-- start of Records supplied --
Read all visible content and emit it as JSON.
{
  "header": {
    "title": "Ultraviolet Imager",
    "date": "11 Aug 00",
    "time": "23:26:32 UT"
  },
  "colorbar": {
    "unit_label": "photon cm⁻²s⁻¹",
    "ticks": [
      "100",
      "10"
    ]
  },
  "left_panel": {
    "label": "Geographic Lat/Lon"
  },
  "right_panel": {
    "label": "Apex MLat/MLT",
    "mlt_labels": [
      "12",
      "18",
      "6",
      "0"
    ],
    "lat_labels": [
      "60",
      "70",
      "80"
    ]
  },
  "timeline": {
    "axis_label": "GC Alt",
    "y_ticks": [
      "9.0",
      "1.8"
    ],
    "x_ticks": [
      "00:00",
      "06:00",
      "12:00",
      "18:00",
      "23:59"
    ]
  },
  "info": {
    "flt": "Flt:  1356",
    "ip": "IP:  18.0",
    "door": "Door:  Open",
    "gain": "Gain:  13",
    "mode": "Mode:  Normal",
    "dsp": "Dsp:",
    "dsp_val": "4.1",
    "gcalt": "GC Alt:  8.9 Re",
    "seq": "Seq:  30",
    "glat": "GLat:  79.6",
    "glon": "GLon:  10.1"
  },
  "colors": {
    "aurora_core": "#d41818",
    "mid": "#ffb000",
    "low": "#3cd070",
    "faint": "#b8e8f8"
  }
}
-- end of Records supplied --
-- start of Records supplied --
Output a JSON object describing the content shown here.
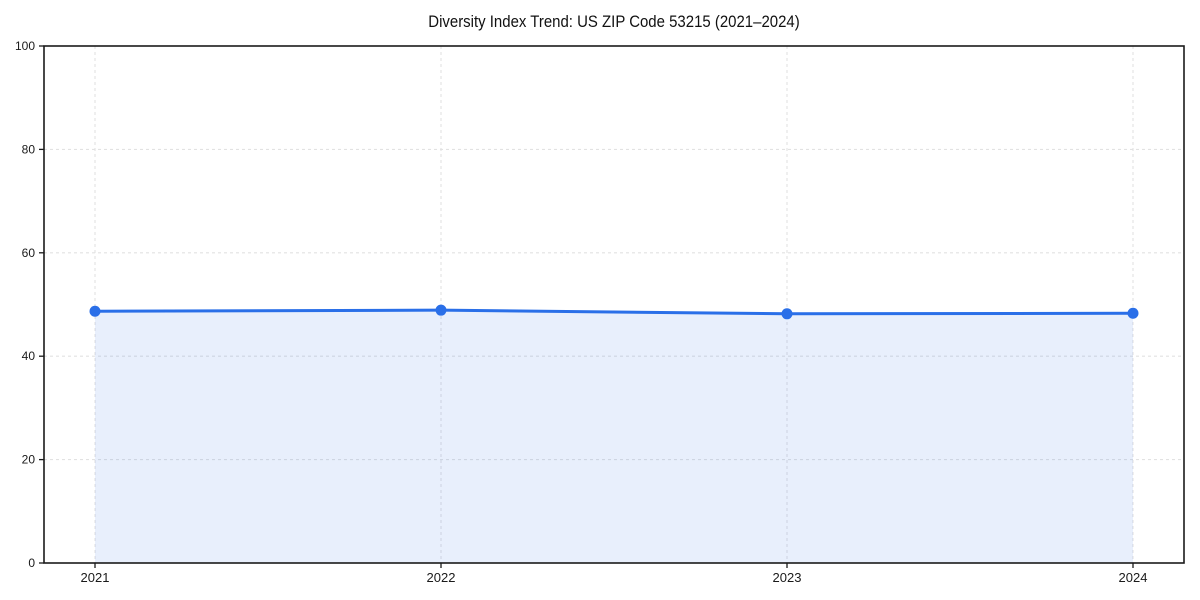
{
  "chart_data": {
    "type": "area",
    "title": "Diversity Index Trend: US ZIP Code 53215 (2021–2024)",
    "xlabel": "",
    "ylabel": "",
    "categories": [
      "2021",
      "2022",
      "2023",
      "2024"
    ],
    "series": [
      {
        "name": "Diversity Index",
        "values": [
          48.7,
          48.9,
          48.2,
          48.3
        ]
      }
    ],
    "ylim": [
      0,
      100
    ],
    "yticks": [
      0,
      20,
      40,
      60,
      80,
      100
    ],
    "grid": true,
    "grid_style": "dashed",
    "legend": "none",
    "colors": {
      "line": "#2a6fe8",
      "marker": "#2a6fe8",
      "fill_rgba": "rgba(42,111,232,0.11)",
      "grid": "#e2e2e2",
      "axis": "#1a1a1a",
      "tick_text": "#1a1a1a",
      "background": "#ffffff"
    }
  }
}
-- end of Records supplied --
# Instructions for the task
Identify the lines above that contain the word "title", then copy them.

# Expected answer
    "title": "Ultraviolet Imager",
    "title": "Diversity Index Trend: US ZIP Code 53215 (2021–2024)",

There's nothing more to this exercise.